# [DIRECTIVE]
Copy out all the entries exactly.

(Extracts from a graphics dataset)
## Begin
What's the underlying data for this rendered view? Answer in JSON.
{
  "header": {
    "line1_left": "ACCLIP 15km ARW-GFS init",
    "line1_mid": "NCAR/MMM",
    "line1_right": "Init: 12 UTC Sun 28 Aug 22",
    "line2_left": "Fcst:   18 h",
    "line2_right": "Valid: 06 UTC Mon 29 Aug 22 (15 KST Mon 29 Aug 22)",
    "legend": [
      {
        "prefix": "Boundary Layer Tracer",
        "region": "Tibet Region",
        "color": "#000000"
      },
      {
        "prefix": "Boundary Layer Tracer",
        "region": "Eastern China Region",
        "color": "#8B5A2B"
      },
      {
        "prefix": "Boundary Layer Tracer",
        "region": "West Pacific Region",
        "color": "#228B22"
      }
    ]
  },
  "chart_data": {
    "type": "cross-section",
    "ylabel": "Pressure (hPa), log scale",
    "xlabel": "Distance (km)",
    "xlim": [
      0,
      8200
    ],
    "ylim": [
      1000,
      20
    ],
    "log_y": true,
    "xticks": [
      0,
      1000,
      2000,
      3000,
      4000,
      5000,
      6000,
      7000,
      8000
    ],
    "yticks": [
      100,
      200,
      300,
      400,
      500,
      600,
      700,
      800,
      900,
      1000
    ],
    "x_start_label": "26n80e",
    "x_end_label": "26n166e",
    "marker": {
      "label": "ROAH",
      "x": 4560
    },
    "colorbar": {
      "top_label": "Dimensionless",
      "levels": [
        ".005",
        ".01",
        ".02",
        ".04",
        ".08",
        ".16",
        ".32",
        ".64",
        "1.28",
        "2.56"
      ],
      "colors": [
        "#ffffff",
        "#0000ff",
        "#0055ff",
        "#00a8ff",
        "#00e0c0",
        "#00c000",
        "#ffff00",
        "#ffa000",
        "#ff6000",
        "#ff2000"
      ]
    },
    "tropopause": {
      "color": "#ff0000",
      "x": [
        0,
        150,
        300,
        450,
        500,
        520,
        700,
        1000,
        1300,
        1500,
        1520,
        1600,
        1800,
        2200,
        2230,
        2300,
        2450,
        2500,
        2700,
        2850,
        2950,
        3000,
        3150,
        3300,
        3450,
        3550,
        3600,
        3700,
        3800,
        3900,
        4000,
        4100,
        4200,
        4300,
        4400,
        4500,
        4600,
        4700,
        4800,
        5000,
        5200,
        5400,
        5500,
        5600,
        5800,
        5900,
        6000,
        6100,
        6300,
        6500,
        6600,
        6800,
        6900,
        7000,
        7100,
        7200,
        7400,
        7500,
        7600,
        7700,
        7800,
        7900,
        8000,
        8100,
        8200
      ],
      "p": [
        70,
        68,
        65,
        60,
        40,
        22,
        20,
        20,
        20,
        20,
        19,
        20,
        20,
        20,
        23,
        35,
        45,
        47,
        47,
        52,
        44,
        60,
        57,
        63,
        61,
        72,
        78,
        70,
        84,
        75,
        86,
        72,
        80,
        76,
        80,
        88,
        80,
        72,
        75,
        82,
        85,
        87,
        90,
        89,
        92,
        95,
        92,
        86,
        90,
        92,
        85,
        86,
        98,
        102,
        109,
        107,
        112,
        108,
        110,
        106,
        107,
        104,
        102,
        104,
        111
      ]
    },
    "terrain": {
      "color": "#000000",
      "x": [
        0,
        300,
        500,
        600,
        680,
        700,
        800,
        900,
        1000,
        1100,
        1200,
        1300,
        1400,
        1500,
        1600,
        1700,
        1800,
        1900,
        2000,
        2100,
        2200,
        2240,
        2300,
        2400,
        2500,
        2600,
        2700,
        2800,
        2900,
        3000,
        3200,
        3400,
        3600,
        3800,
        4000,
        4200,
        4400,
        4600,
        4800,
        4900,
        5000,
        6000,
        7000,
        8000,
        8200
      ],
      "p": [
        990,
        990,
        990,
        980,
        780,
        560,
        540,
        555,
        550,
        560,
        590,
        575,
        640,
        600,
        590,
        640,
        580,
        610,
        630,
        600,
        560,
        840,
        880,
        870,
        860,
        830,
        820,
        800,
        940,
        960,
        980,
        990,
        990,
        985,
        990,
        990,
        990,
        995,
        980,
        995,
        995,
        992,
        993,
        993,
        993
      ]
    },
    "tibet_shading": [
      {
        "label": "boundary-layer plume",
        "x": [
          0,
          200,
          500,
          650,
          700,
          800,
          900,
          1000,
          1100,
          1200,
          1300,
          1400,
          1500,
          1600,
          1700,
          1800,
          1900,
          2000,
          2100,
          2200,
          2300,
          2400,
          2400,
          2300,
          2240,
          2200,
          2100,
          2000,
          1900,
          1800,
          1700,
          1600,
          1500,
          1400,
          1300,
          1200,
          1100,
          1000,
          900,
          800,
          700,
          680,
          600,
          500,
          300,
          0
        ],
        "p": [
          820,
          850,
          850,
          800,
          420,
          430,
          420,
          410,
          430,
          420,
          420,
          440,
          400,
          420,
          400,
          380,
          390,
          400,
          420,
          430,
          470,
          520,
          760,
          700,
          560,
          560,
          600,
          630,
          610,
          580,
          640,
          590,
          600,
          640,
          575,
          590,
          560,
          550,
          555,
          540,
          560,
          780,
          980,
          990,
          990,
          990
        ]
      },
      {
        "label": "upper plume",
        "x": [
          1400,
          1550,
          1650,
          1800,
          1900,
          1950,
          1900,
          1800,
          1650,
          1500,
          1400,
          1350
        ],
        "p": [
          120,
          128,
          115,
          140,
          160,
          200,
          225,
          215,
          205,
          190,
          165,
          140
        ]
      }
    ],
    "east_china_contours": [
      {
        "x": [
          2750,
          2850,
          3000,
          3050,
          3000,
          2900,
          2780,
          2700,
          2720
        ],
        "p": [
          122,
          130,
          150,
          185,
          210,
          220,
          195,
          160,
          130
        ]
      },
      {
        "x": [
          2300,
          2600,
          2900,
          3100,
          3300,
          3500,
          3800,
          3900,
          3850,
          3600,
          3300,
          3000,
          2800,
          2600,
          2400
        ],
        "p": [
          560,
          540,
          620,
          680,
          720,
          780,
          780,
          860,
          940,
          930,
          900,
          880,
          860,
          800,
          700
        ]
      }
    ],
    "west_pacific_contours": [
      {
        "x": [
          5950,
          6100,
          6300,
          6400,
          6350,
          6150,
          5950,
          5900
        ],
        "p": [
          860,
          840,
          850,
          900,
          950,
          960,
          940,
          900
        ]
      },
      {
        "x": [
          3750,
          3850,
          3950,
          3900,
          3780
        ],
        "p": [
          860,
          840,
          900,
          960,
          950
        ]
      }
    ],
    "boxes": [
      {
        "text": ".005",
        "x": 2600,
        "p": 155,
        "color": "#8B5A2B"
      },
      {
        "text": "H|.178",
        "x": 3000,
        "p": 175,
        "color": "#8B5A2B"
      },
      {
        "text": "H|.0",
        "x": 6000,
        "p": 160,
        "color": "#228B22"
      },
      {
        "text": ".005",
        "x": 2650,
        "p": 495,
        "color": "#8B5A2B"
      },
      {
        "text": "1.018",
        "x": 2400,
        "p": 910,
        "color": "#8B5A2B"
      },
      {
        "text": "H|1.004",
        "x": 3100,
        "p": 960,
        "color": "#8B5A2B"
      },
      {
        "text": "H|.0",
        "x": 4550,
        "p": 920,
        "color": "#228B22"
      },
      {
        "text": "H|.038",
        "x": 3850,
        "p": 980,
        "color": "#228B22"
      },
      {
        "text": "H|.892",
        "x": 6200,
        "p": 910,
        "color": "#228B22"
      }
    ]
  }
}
## End
# [OUTPUT OF THE EXERCISE]
What's the underlying data for this rendered view? Answer in JSON.
{
  "header": {
    "line1_left": "ACCLIP 15km ARW-GFS init",
    "line1_mid": "NCAR/MMM",
    "line1_right": "Init: 12 UTC Sun 28 Aug 22",
    "line2_left": "Fcst:   18 h",
    "line2_right": "Valid: 06 UTC Mon 29 Aug 22 (15 KST Mon 29 Aug 22)",
    "legend": [
      {
        "prefix": "Boundary Layer Tracer",
        "region": "Tibet Region",
        "color": "#000000"
      },
      {
        "prefix": "Boundary Layer Tracer",
        "region": "Eastern China Region",
        "color": "#8B5A2B"
      },
      {
        "prefix": "Boundary Layer Tracer",
        "region": "West Pacific Region",
        "color": "#228B22"
      }
    ]
  },
  "chart_data": {
    "type": "cross-section",
    "ylabel": "Pressure (hPa), log scale",
    "xlabel": "Distance (km)",
    "xlim": [
      0,
      8200
    ],
    "ylim": [
      1000,
      20
    ],
    "log_y": true,
    "xticks": [
      0,
      1000,
      2000,
      3000,
      4000,
      5000,
      6000,
      7000,
      8000
    ],
    "yticks": [
      100,
      200,
      300,
      400,
      500,
      600,
      700,
      800,
      900,
      1000
    ],
    "x_start_label": "26n80e",
    "x_end_label": "26n166e",
    "marker": {
      "label": "ROAH",
      "x": 4560
    },
    "colorbar": {
      "top_label": "Dimensionless",
      "levels": [
        ".005",
        ".01",
        ".02",
        ".04",
        ".08",
        ".16",
        ".32",
        ".64",
        "1.28",
        "2.56"
      ],
      "colors": [
        "#ffffff",
        "#0000ff",
        "#0055ff",
        "#00a8ff",
        "#00e0c0",
        "#00c000",
        "#ffff00",
        "#ffa000",
        "#ff6000",
        "#ff2000"
      ]
    },
    "tropopause": {
      "color": "#ff0000",
      "x": [
        0,
        150,
        300,
        450,
        500,
        520,
        700,
        1000,
        1300,
        1500,
        1520,
        1600,
        1800,
        2200,
        2230,
        2300,
        2450,
        2500,
        2700,
        2850,
        2950,
        3000,
        3150,
        3300,
        3450,
        3550,
        3600,
        3700,
        3800,
        3900,
        4000,
        4100,
        4200,
        4300,
        4400,
        4500,
        4600,
        4700,
        4800,
        5000,
        5200,
        5400,
        5500,
        5600,
        5800,
        5900,
        6000,
        6100,
        6300,
        6500,
        6600,
        6800,
        6900,
        7000,
        7100,
        7200,
        7400,
        7500,
        7600,
        7700,
        7800,
        7900,
        8000,
        8100,
        8200
      ],
      "p": [
        70,
        68,
        65,
        60,
        40,
        22,
        20,
        20,
        20,
        20,
        19,
        20,
        20,
        20,
        23,
        35,
        45,
        47,
        47,
        52,
        44,
        60,
        57,
        63,
        61,
        72,
        78,
        70,
        84,
        75,
        86,
        72,
        80,
        76,
        80,
        88,
        80,
        72,
        75,
        82,
        85,
        87,
        90,
        89,
        92,
        95,
        92,
        86,
        90,
        92,
        85,
        86,
        98,
        102,
        109,
        107,
        112,
        108,
        110,
        106,
        107,
        104,
        102,
        104,
        111
      ]
    },
    "terrain": {
      "color": "#000000",
      "x": [
        0,
        300,
        500,
        600,
        680,
        700,
        800,
        900,
        1000,
        1100,
        1200,
        1300,
        1400,
        1500,
        1600,
        1700,
        1800,
        1900,
        2000,
        2100,
        2200,
        2240,
        2300,
        2400,
        2500,
        2600,
        2700,
        2800,
        2900,
        3000,
        3200,
        3400,
        3600,
        3800,
        4000,
        4200,
        4400,
        4600,
        4800,
        4900,
        5000,
        6000,
        7000,
        8000,
        8200
      ],
      "p": [
        990,
        990,
        990,
        980,
        780,
        560,
        540,
        555,
        550,
        560,
        590,
        575,
        640,
        600,
        590,
        640,
        580,
        610,
        630,
        600,
        560,
        840,
        880,
        870,
        860,
        830,
        820,
        800,
        940,
        960,
        980,
        990,
        990,
        985,
        990,
        990,
        990,
        995,
        980,
        995,
        995,
        992,
        993,
        993,
        993
      ]
    },
    "tibet_shading": [
      {
        "label": "boundary-layer plume",
        "x": [
          0,
          200,
          500,
          650,
          700,
          800,
          900,
          1000,
          1100,
          1200,
          1300,
          1400,
          1500,
          1600,
          1700,
          1800,
          1900,
          2000,
          2100,
          2200,
          2300,
          2400,
          2400,
          2300,
          2240,
          2200,
          2100,
          2000,
          1900,
          1800,
          1700,
          1600,
          1500,
          1400,
          1300,
          1200,
          1100,
          1000,
          900,
          800,
          700,
          680,
          600,
          500,
          300,
          0
        ],
        "p": [
          820,
          850,
          850,
          800,
          420,
          430,
          420,
          410,
          430,
          420,
          420,
          440,
          400,
          420,
          400,
          380,
          390,
          400,
          420,
          430,
          470,
          520,
          760,
          700,
          560,
          560,
          600,
          630,
          610,
          580,
          640,
          590,
          600,
          640,
          575,
          590,
          560,
          550,
          555,
          540,
          560,
          780,
          980,
          990,
          990,
          990
        ]
      },
      {
        "label": "upper plume",
        "x": [
          1400,
          1550,
          1650,
          1800,
          1900,
          1950,
          1900,
          1800,
          1650,
          1500,
          1400,
          1350
        ],
        "p": [
          120,
          128,
          115,
          140,
          160,
          200,
          225,
          215,
          205,
          190,
          165,
          140
        ]
      }
    ],
    "east_china_contours": [
      {
        "x": [
          2750,
          2850,
          3000,
          3050,
          3000,
          2900,
          2780,
          2700,
          2720
        ],
        "p": [
          122,
          130,
          150,
          185,
          210,
          220,
          195,
          160,
          130
        ]
      },
      {
        "x": [
          2300,
          2600,
          2900,
          3100,
          3300,
          3500,
          3800,
          3900,
          3850,
          3600,
          3300,
          3000,
          2800,
          2600,
          2400
        ],
        "p": [
          560,
          540,
          620,
          680,
          720,
          780,
          780,
          860,
          940,
          930,
          900,
          880,
          860,
          800,
          700
        ]
      }
    ],
    "west_pacific_contours": [
      {
        "x": [
          5950,
          6100,
          6300,
          6400,
          6350,
          6150,
          5950,
          5900
        ],
        "p": [
          860,
          840,
          850,
          900,
          950,
          960,
          940,
          900
        ]
      },
      {
        "x": [
          3750,
          3850,
          3950,
          3900,
          3780
        ],
        "p": [
          860,
          840,
          900,
          960,
          950
        ]
      }
    ],
    "boxes": [
      {
        "text": ".005",
        "x": 2600,
        "p": 155,
        "color": "#8B5A2B"
      },
      {
        "text": "H|.178",
        "x": 3000,
        "p": 175,
        "color": "#8B5A2B"
      },
      {
        "text": "H|.0",
        "x": 6000,
        "p": 160,
        "color": "#228B22"
      },
      {
        "text": ".005",
        "x": 2650,
        "p": 495,
        "color": "#8B5A2B"
      },
      {
        "text": "1.018",
        "x": 2400,
        "p": 910,
        "color": "#8B5A2B"
      },
      {
        "text": "H|1.004",
        "x": 3100,
        "p": 960,
        "color": "#8B5A2B"
      },
      {
        "text": "H|.0",
        "x": 4550,
        "p": 920,
        "color": "#228B22"
      },
      {
        "text": "H|.038",
        "x": 3850,
        "p": 980,
        "color": "#228B22"
      },
      {
        "text": "H|.892",
        "x": 6200,
        "p": 910,
        "color": "#228B22"
      }
    ]
  }
}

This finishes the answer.